▸ **WORK TO COMPLETE**: Pick out every line with the word "одиночества" and copy it.

▸ **INFORMATION SHOWN**:
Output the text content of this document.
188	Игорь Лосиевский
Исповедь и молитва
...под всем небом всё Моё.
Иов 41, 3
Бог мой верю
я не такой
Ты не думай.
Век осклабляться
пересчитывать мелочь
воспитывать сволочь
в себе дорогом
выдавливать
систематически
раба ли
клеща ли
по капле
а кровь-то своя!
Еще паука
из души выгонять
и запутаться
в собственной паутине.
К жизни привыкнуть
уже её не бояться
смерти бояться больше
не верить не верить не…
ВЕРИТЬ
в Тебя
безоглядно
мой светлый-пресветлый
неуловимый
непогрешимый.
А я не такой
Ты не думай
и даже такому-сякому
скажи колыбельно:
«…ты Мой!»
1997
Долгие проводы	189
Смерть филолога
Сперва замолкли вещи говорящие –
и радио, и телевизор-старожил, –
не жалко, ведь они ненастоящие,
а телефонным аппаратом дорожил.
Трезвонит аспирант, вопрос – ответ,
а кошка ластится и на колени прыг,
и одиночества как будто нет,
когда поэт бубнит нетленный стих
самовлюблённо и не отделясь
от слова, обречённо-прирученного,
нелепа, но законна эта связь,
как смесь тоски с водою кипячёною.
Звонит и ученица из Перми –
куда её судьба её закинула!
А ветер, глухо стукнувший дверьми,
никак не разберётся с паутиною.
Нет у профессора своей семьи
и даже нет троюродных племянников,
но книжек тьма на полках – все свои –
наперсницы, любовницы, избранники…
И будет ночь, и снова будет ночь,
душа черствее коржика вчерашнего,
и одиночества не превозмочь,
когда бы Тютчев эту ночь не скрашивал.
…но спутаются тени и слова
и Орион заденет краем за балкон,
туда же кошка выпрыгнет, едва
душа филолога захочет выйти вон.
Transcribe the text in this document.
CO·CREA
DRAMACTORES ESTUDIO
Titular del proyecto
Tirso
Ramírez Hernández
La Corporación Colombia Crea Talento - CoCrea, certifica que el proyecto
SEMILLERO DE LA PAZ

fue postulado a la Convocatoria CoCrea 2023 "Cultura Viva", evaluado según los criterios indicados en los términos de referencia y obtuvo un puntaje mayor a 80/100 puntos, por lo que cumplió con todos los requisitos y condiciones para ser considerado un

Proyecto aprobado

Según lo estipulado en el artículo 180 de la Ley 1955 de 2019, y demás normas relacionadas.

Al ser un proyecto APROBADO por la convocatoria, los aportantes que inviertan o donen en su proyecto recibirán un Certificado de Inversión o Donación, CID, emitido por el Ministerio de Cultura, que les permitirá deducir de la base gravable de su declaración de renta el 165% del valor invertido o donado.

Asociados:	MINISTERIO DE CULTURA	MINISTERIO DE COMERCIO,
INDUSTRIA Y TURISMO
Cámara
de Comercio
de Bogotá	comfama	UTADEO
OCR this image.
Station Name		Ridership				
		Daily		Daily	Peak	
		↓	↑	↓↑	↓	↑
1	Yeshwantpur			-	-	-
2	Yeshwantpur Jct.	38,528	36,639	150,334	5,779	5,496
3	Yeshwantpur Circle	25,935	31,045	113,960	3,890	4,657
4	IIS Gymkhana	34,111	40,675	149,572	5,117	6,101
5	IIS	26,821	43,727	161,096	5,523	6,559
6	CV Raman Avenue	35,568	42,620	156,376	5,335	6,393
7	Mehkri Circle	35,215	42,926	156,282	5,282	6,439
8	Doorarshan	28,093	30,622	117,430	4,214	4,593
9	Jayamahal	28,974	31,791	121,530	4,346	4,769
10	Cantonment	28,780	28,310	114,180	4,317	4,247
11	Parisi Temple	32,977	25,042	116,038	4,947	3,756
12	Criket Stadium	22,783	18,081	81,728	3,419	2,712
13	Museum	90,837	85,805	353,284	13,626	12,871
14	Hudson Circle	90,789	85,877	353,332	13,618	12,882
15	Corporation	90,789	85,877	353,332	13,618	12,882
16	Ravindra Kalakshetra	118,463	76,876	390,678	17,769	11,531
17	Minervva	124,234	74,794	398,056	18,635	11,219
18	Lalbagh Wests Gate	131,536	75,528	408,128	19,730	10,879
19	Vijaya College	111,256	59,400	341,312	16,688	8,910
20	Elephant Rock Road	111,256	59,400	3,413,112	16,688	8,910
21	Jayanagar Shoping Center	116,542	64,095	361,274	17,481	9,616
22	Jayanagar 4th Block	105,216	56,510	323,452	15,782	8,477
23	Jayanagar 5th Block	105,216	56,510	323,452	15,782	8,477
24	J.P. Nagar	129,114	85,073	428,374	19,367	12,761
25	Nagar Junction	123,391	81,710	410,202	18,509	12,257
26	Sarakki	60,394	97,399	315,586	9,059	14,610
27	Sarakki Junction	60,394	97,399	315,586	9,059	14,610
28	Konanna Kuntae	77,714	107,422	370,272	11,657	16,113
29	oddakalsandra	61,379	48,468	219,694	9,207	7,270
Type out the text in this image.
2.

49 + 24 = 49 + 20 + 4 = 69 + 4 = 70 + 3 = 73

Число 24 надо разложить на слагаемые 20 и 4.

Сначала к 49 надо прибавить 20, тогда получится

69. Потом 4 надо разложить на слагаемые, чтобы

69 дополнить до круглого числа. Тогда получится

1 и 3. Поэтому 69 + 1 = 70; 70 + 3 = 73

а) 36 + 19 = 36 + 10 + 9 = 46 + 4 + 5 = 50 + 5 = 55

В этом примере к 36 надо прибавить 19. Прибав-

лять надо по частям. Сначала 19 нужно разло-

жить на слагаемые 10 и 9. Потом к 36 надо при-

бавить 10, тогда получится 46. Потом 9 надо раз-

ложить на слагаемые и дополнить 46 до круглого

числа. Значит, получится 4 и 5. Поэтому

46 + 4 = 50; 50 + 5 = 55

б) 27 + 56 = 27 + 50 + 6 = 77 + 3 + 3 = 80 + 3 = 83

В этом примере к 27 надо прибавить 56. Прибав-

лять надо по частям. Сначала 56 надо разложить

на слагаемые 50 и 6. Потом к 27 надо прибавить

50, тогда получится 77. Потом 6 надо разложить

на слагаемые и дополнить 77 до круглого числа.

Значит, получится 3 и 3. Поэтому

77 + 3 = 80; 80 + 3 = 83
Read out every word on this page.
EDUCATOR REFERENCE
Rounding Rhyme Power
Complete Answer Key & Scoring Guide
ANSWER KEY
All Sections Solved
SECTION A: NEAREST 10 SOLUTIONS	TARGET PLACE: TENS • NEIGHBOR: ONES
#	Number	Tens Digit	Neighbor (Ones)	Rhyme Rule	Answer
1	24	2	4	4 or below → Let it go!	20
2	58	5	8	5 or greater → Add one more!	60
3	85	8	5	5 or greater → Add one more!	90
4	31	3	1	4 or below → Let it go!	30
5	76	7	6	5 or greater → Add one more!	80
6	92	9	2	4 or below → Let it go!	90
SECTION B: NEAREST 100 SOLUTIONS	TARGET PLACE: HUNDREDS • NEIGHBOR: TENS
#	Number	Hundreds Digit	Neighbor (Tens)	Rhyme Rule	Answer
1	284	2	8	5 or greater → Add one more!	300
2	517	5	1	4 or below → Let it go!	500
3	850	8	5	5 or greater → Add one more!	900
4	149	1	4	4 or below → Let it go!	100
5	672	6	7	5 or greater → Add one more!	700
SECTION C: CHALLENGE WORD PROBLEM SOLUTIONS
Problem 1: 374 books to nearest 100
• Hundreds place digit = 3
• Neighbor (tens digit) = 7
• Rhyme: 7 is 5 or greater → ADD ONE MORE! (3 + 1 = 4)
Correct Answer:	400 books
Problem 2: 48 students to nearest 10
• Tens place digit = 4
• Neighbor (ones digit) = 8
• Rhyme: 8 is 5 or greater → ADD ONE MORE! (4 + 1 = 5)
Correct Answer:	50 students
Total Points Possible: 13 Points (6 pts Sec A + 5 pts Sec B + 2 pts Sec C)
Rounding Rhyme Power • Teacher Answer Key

▸ **RESPONSE TO THE TASK**:
и одиночества как будто нет,
и одиночества не превозмочь,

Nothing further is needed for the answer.